(Dataset items)
* * * * * * *
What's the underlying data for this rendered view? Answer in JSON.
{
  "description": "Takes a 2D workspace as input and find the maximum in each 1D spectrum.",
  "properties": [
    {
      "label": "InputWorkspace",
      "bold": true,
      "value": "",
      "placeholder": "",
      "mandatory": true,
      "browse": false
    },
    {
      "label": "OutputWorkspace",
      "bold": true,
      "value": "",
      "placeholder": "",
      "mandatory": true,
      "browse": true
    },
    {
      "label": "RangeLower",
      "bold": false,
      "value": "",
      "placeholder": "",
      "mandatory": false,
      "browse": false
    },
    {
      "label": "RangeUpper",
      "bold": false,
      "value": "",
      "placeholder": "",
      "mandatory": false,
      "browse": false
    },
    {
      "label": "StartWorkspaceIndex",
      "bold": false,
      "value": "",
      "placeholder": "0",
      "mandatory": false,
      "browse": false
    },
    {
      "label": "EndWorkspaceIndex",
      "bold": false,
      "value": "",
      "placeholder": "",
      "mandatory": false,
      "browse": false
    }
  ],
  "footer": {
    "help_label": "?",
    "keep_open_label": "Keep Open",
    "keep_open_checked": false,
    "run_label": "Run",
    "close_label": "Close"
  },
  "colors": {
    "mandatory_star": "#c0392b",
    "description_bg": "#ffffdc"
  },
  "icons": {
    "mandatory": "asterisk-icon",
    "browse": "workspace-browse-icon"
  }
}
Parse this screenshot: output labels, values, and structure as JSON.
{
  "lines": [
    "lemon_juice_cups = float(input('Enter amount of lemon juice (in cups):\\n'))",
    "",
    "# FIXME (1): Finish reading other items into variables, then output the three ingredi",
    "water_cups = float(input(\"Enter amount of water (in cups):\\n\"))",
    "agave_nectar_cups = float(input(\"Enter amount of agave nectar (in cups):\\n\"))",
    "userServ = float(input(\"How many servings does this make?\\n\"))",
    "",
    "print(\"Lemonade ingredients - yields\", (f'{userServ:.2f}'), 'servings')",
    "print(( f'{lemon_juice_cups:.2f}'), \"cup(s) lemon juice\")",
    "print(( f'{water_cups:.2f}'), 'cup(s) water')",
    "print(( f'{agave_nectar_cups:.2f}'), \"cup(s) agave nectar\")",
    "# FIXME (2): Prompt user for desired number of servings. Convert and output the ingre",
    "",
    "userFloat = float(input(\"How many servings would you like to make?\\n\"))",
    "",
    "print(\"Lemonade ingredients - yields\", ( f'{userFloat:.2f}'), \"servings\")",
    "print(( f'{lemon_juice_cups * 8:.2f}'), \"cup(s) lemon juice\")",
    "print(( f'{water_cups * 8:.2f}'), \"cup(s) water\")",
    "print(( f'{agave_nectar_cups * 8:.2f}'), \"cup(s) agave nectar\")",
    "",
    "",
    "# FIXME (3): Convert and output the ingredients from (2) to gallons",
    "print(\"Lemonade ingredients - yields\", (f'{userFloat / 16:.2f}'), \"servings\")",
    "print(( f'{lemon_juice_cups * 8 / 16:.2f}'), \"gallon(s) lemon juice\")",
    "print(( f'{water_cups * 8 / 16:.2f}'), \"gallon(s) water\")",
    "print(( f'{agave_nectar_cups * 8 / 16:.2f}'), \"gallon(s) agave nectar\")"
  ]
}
* * * * * * *
STATED EXERCISE: Quote the entire listing above exactly.

OUTPUT OF THE TASK:
What's the underlying data for this rendered view? Answer in JSON.
{
  "description": "Takes a 2D workspace as input and find the maximum in each 1D spectrum.",
  "properties": [
    {
      "label": "InputWorkspace",
      "bold": true,
      "value": "",
      "placeholder": "",
      "mandatory": true,
      "browse": false
    },
    {
      "label": "OutputWorkspace",
      "bold": true,
      "value": "",
      "placeholder": "",
      "mandatory": true,
      "browse": true
    },
    {
      "label": "RangeLower",
      "bold": false,
      "value": "",
      "placeholder": "",
      "mandatory": false,
      "browse": false
    },
    {
      "label": "RangeUpper",
      "bold": false,
      "value": "",
      "placeholder": "",
      "mandatory": false,
      "browse": false
    },
    {
      "label": "StartWorkspaceIndex",
      "bold": false,
      "value": "",
      "placeholder": "0",
      "mandatory": false,
      "browse": false
    },
    {
      "label": "EndWorkspaceIndex",
      "bold": false,
      "value": "",
      "placeholder": "",
      "mandatory": false,
      "browse": false
    }
  ],
  "footer": {
    "help_label": "?",
    "keep_open_label": "Keep Open",
    "keep_open_checked": false,
    "run_label": "Run",
    "close_label": "Close"
  },
  "colors": {
    "mandatory_star": "#c0392b",
    "description_bg": "#ffffdc"
  },
  "icons": {
    "mandatory": "asterisk-icon",
    "browse": "workspace-browse-icon"
  }
}
Parse this screenshot: output labels, values, and structure as JSON.
{
  "lines": [
    "lemon_juice_cups = float(input('Enter amount of lemon juice (in cups):\\n'))",
    "",
    "# FIXME (1): Finish reading other items into variables, then output the three ingredi",
    "water_cups = float(input(\"Enter amount of water (in cups):\\n\"))",
    "agave_nectar_cups = float(input(\"Enter amount of agave nectar (in cups):\\n\"))",
    "userServ = float(input(\"How many servings does this make?\\n\"))",
    "",
    "print(\"Lemonade ingredients - yields\", (f'{userServ:.2f}'), 'servings')",
    "print(( f'{lemon_juice_cups:.2f}'), \"cup(s) lemon juice\")",
    "print(( f'{water_cups:.2f}'), 'cup(s) water')",
    "print(( f'{agave_nectar_cups:.2f}'), \"cup(s) agave nectar\")",
    "# FIXME (2): Prompt user for desired number of servings. Convert and output the ingre",
    "",
    "userFloat = float(input(\"How many servings would you like to make?\\n\"))",
    "",
    "print(\"Lemonade ingredients - yields\", ( f'{userFloat:.2f}'), \"servings\")",
    "print(( f'{lemon_juice_cups * 8:.2f}'), \"cup(s) lemon juice\")",
    "print(( f'{water_cups * 8:.2f}'), \"cup(s) water\")",
    "print(( f'{agave_nectar_cups * 8:.2f}'), \"cup(s) agave nectar\")",
    "",
    "",
    "# FIXME (3): Convert and output the ingredients from (2) to gallons",
    "print(\"Lemonade ingredients - yields\", (f'{userFloat / 16:.2f}'), \"servings\")",
    "print(( f'{lemon_juice_cups * 8 / 16:.2f}'), \"gallon(s) lemon juice\")",
    "print(( f'{water_cups * 8 / 16:.2f}'), \"gallon(s) water\")",
    "print(( f'{agave_nectar_cups * 8 / 16:.2f}'), \"gallon(s) agave nectar\")"
  ]
}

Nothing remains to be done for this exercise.